- _Task objective_
Each entry below should be returned exactly as is, with the pictures removed.

- _Provided records_
++++++++++
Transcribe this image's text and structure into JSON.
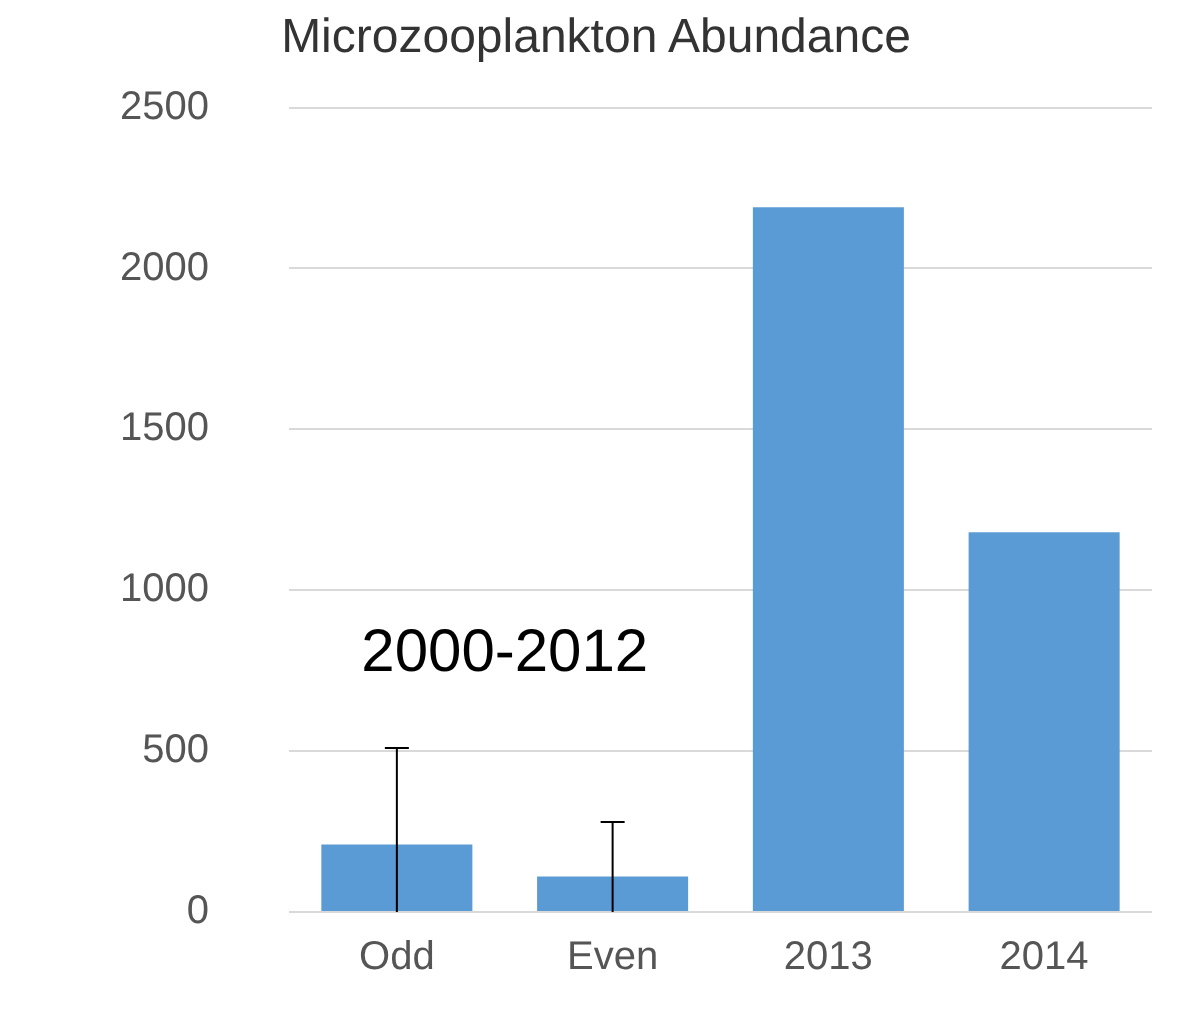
{
  "chart_data": {
    "type": "bar",
    "title": "Microzooplankton Abundance",
    "categories": [
      "Odd",
      "Even",
      "2013",
      "2014"
    ],
    "values": [
      210,
      110,
      2190,
      1180
    ],
    "errors": [
      [
        0,
        510
      ],
      [
        0,
        280
      ],
      null,
      null
    ],
    "color": "#5b9bd5",
    "ylim": [
      0,
      2500
    ],
    "yticks": [
      0,
      500,
      1000,
      1500,
      2000,
      2500
    ],
    "grid": "y",
    "annotations": [
      "2000-2012"
    ]
  }
}
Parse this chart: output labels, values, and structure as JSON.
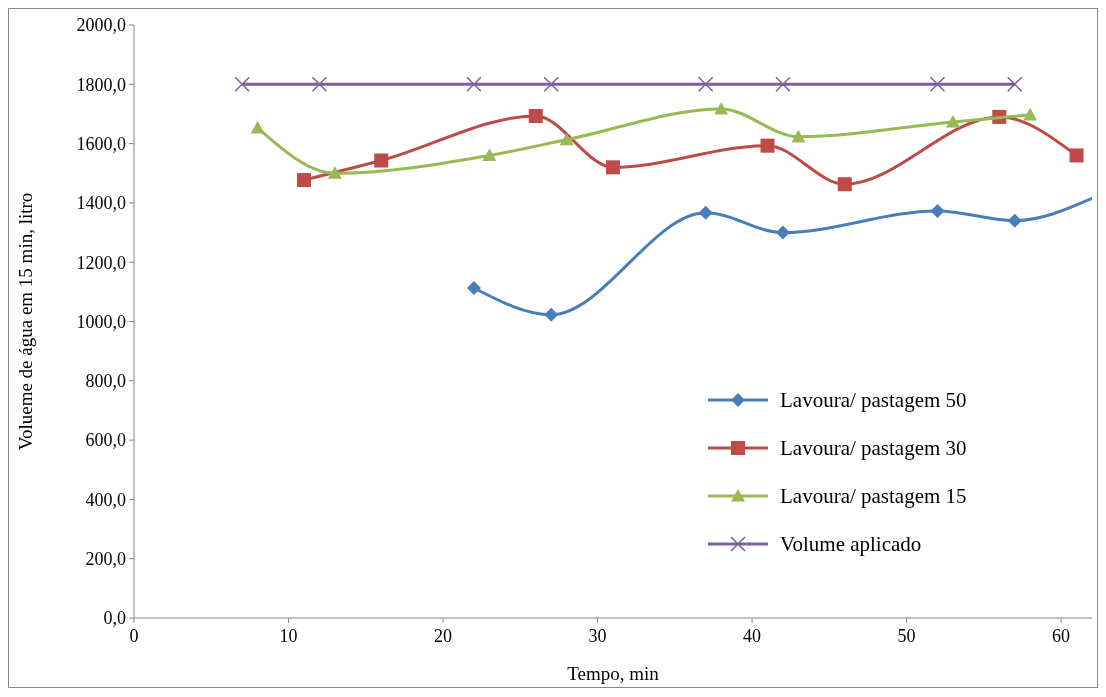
{
  "chart_data": {
    "type": "line",
    "xlabel": "Tempo, min",
    "ylabel": "Volueme de água em 15 min, litro",
    "xlim": [
      0,
      62
    ],
    "xticks": [
      0,
      10,
      20,
      30,
      40,
      50,
      60
    ],
    "ylim": [
      0,
      2000
    ],
    "yticks": [
      {
        "value": 0,
        "label": "0,0"
      },
      {
        "value": 200,
        "label": "200,0"
      },
      {
        "value": 400,
        "label": "400,0"
      },
      {
        "value": 600,
        "label": "600,0"
      },
      {
        "value": 800,
        "label": "800,0"
      },
      {
        "value": 1000,
        "label": "1000,0"
      },
      {
        "value": 1200,
        "label": "1200,0"
      },
      {
        "value": 1400,
        "label": "1400,0"
      },
      {
        "value": 1600,
        "label": "1600,0"
      },
      {
        "value": 1800,
        "label": "1800,0"
      },
      {
        "value": 2000,
        "label": "2000,0"
      }
    ],
    "grid": false,
    "legend": "right",
    "series": [
      {
        "name": "Lavoura/ pastagem 50",
        "color": "#4a7ebb",
        "marker": "diamond",
        "x": [
          22,
          27,
          37,
          42,
          52,
          57,
          62
        ],
        "values": [
          1113,
          1023,
          1367,
          1300,
          1373,
          1340,
          1415
        ]
      },
      {
        "name": "Lavoura/ pastagem 30",
        "color": "#be4b48",
        "marker": "square",
        "x": [
          11,
          16,
          26,
          31,
          41,
          46,
          56,
          61
        ],
        "values": [
          1477,
          1543,
          1693,
          1520,
          1593,
          1463,
          1690,
          1560
        ]
      },
      {
        "name": "Lavoura/ pastagem 15",
        "color": "#98b954",
        "marker": "triangle",
        "x": [
          8,
          13,
          23,
          28,
          38,
          43,
          53,
          58
        ],
        "values": [
          1653,
          1500,
          1560,
          1613,
          1717,
          1623,
          1673,
          1697
        ]
      },
      {
        "name": "Volume aplicado",
        "color": "#7d60a0",
        "marker": "cross",
        "x": [
          7,
          12,
          22,
          27,
          37,
          42,
          52,
          57
        ],
        "values": [
          1800,
          1800,
          1800,
          1800,
          1800,
          1800,
          1800,
          1800
        ]
      }
    ]
  }
}
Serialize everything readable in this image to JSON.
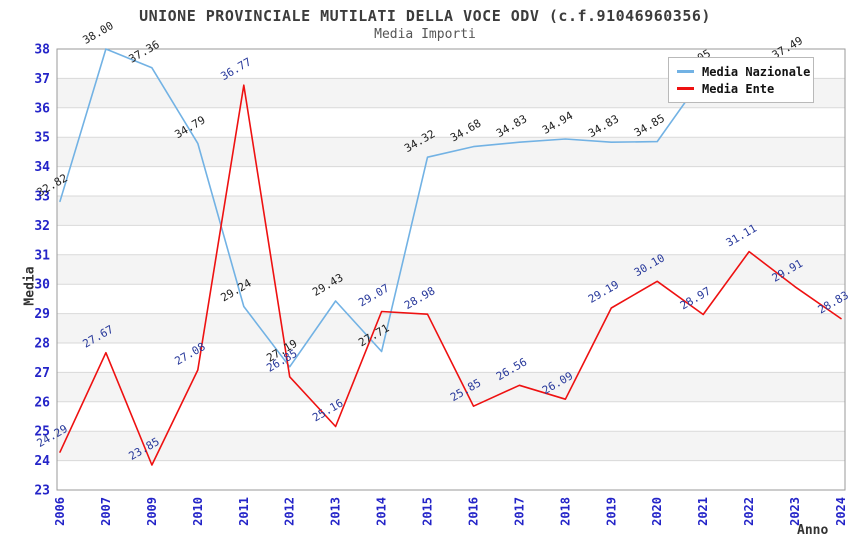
{
  "header": {
    "title": "UNIONE PROVINCIALE MUTILATI DELLA VOCE ODV (c.f.91046960356)",
    "subtitle": "Media Importi"
  },
  "colors": {
    "band_gray": "#f4f4f4",
    "band_white": "#ffffff",
    "gridline": "#d9d9d9",
    "plot_border": "#9a9a9a",
    "tick_text": "#2424c8",
    "axis_title_text": "#333333"
  },
  "chart_data": {
    "type": "line",
    "title": "UNIONE PROVINCIALE MUTILATI DELLA VOCE ODV (c.f.91046960356)",
    "subtitle": "Media Importi",
    "xlabel": "Anno",
    "ylabel": "Media",
    "ylim": [
      23,
      38
    ],
    "yticks": [
      23,
      24,
      25,
      26,
      27,
      28,
      29,
      30,
      31,
      32,
      33,
      34,
      35,
      36,
      37,
      38
    ],
    "grid": true,
    "legend_position": "top-right",
    "categories": [
      2006,
      2007,
      2009,
      2010,
      2011,
      2012,
      2013,
      2014,
      2015,
      2016,
      2017,
      2018,
      2019,
      2020,
      2021,
      2022,
      2023,
      2024
    ],
    "series": [
      {
        "name": "Media Nazionale",
        "color": "#72b2e4",
        "label_color": "#1f1f1f",
        "values": [
          32.82,
          38.0,
          37.36,
          34.79,
          29.24,
          27.19,
          29.43,
          27.71,
          34.32,
          34.68,
          34.83,
          34.94,
          34.83,
          34.85,
          37.05,
          37.2,
          37.49,
          null
        ],
        "labels": [
          "32.82",
          "38.00",
          "37.36",
          "34.79",
          "29.24",
          "27.19",
          "29.43",
          "27.71",
          "34.32",
          "34.68",
          "34.83",
          "34.94",
          "34.83",
          "34.85",
          "37.05",
          null,
          "37.49",
          null
        ]
      },
      {
        "name": "Media Ente",
        "color": "#ee1111",
        "label_color": "#28399b",
        "values": [
          24.29,
          27.67,
          23.85,
          27.08,
          36.77,
          26.85,
          25.16,
          29.07,
          28.98,
          25.85,
          26.56,
          26.09,
          29.19,
          30.1,
          28.97,
          31.11,
          29.91,
          28.83
        ],
        "labels": [
          "24.29",
          "27.67",
          "23.85",
          "27.08",
          "36.77",
          "26.85",
          "25.16",
          "29.07",
          "28.98",
          "25.85",
          "26.56",
          "26.09",
          "29.19",
          "30.10",
          "28.97",
          "31.11",
          "29.91",
          "28.83"
        ]
      }
    ]
  }
}
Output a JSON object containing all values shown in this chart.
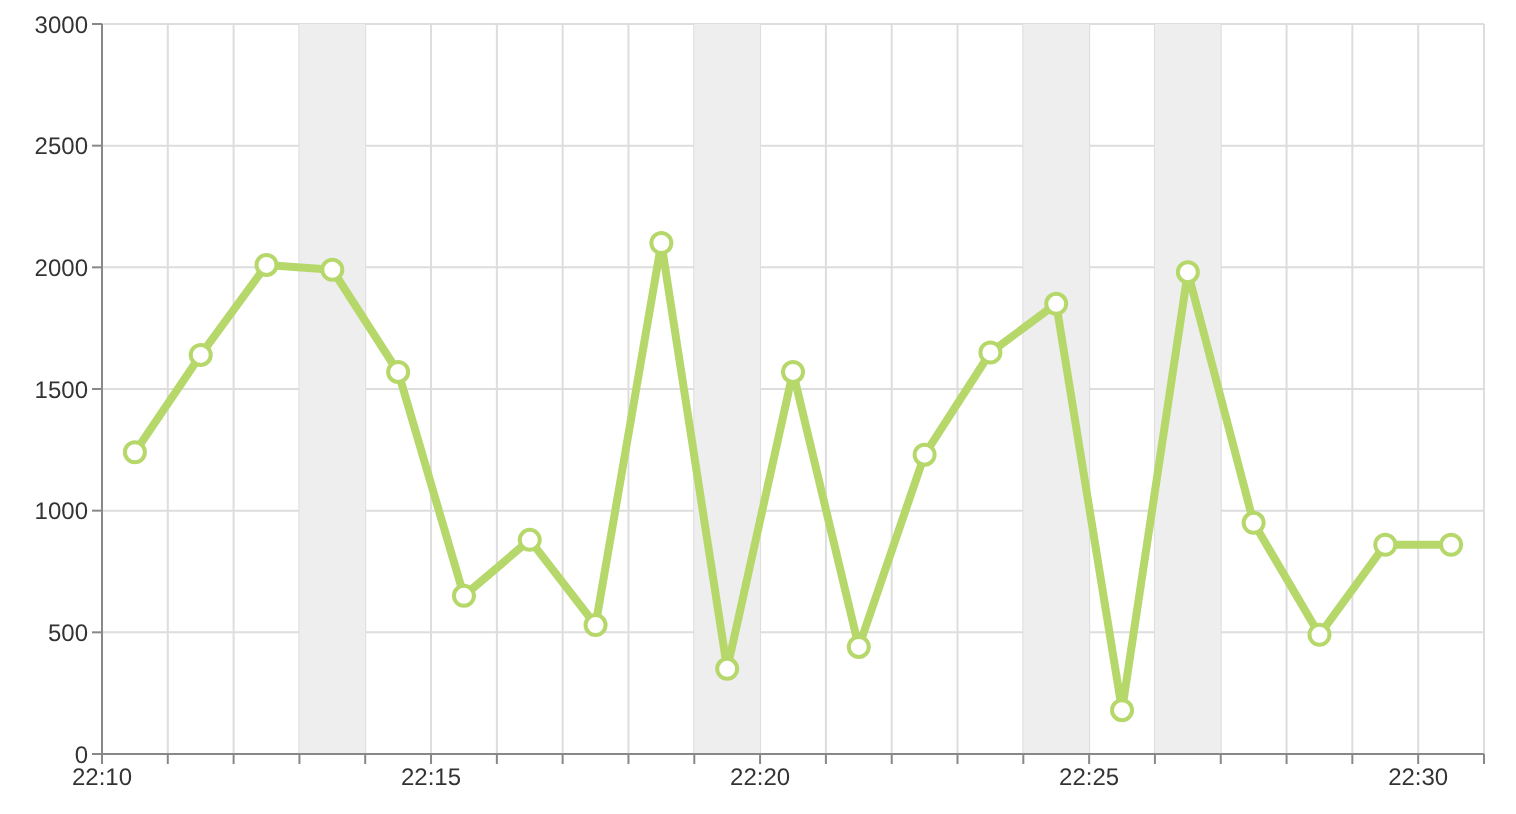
++++++++++
- _Exercise solution_
Transcribe this image's text and structure into JSON.
{
  "chart_data": {
    "type": "bar",
    "title": "Microzooplankton Abundance",
    "categories": [
      "Odd",
      "Even",
      "2013",
      "2014"
    ],
    "values": [
      210,
      110,
      2190,
      1180
    ],
    "errors": [
      [
        0,
        510
      ],
      [
        0,
        280
      ],
      null,
      null
    ],
    "color": "#5b9bd5",
    "ylim": [
      0,
      2500
    ],
    "yticks": [
      0,
      500,
      1000,
      1500,
      2000,
      2500
    ],
    "grid": "y",
    "annotations": [
      "2000-2012"
    ]
  }
}
Parse this chart: output labels, values, and structure as JSON.
{
  "chart_data": {
    "type": "line",
    "xlabel": "Tempo, min",
    "ylabel": "Volueme de água em 15 min, litro",
    "xlim": [
      0,
      62
    ],
    "xticks": [
      0,
      10,
      20,
      30,
      40,
      50,
      60
    ],
    "ylim": [
      0,
      2000
    ],
    "yticks": [
      {
        "value": 0,
        "label": "0,0"
      },
      {
        "value": 200,
        "label": "200,0"
      },
      {
        "value": 400,
        "label": "400,0"
      },
      {
        "value": 600,
        "label": "600,0"
      },
      {
        "value": 800,
        "label": "800,0"
      },
      {
        "value": 1000,
        "label": "1000,0"
      },
      {
        "value": 1200,
        "label": "1200,0"
      },
      {
        "value": 1400,
        "label": "1400,0"
      },
      {
        "value": 1600,
        "label": "1600,0"
      },
      {
        "value": 1800,
        "label": "1800,0"
      },
      {
        "value": 2000,
        "label": "2000,0"
      }
    ],
    "grid": false,
    "legend": "right",
    "series": [
      {
        "name": "Lavoura/ pastagem 50",
        "color": "#4a7ebb",
        "marker": "diamond",
        "x": [
          22,
          27,
          37,
          42,
          52,
          57,
          62
        ],
        "values": [
          1113,
          1023,
          1367,
          1300,
          1373,
          1340,
          1415
        ]
      },
      {
        "name": "Lavoura/ pastagem 30",
        "color": "#be4b48",
        "marker": "square",
        "x": [
          11,
          16,
          26,
          31,
          41,
          46,
          56,
          61
        ],
        "values": [
          1477,
          1543,
          1693,
          1520,
          1593,
          1463,
          1690,
          1560
        ]
      },
      {
        "name": "Lavoura/ pastagem 15",
        "color": "#98b954",
        "marker": "triangle",
        "x": [
          8,
          13,
          23,
          28,
          38,
          43,
          53,
          58
        ],
        "values": [
          1653,
          1500,
          1560,
          1613,
          1717,
          1623,
          1673,
          1697
        ]
      },
      {
        "name": "Volume aplicado",
        "color": "#7d60a0",
        "marker": "cross",
        "x": [
          7,
          12,
          22,
          27,
          37,
          42,
          52,
          57
        ],
        "values": [
          1800,
          1800,
          1800,
          1800,
          1800,
          1800,
          1800,
          1800
        ]
      }
    ]
  }
}
Serialize everything readable in this image to JSON.
{
  "header": {
    "title": "UNIONE PROVINCIALE MUTILATI DELLA VOCE ODV (c.f.91046960356)",
    "subtitle": "Media Importi"
  },
  "colors": {
    "band_gray": "#f4f4f4",
    "band_white": "#ffffff",
    "gridline": "#d9d9d9",
    "plot_border": "#9a9a9a",
    "tick_text": "#2424c8",
    "axis_title_text": "#333333"
  },
  "chart_data": {
    "type": "line",
    "title": "UNIONE PROVINCIALE MUTILATI DELLA VOCE ODV (c.f.91046960356)",
    "subtitle": "Media Importi",
    "xlabel": "Anno",
    "ylabel": "Media",
    "ylim": [
      23,
      38
    ],
    "yticks": [
      23,
      24,
      25,
      26,
      27,
      28,
      29,
      30,
      31,
      32,
      33,
      34,
      35,
      36,
      37,
      38
    ],
    "grid": true,
    "legend_position": "top-right",
    "categories": [
      2006,
      2007,
      2009,
      2010,
      2011,
      2012,
      2013,
      2014,
      2015,
      2016,
      2017,
      2018,
      2019,
      2020,
      2021,
      2022,
      2023,
      2024
    ],
    "series": [
      {
        "name": "Media Nazionale",
        "color": "#72b2e4",
        "label_color": "#1f1f1f",
        "values": [
          32.82,
          38.0,
          37.36,
          34.79,
          29.24,
          27.19,
          29.43,
          27.71,
          34.32,
          34.68,
          34.83,
          34.94,
          34.83,
          34.85,
          37.05,
          37.2,
          37.49,
          null
        ],
        "labels": [
          "32.82",
          "38.00",
          "37.36",
          "34.79",
          "29.24",
          "27.19",
          "29.43",
          "27.71",
          "34.32",
          "34.68",
          "34.83",
          "34.94",
          "34.83",
          "34.85",
          "37.05",
          null,
          "37.49",
          null
        ]
      },
      {
        "name": "Media Ente",
        "color": "#ee1111",
        "label_color": "#28399b",
        "values": [
          24.29,
          27.67,
          23.85,
          27.08,
          36.77,
          26.85,
          25.16,
          29.07,
          28.98,
          25.85,
          26.56,
          26.09,
          29.19,
          30.1,
          28.97,
          31.11,
          29.91,
          28.83
        ],
        "labels": [
          "24.29",
          "27.67",
          "23.85",
          "27.08",
          "36.77",
          "26.85",
          "25.16",
          "29.07",
          "28.98",
          "25.85",
          "26.56",
          "26.09",
          "29.19",
          "30.10",
          "28.97",
          "31.11",
          "29.91",
          "28.83"
        ]
      }
    ]
  }
}
Output a JSON object containing all values shown in this chart.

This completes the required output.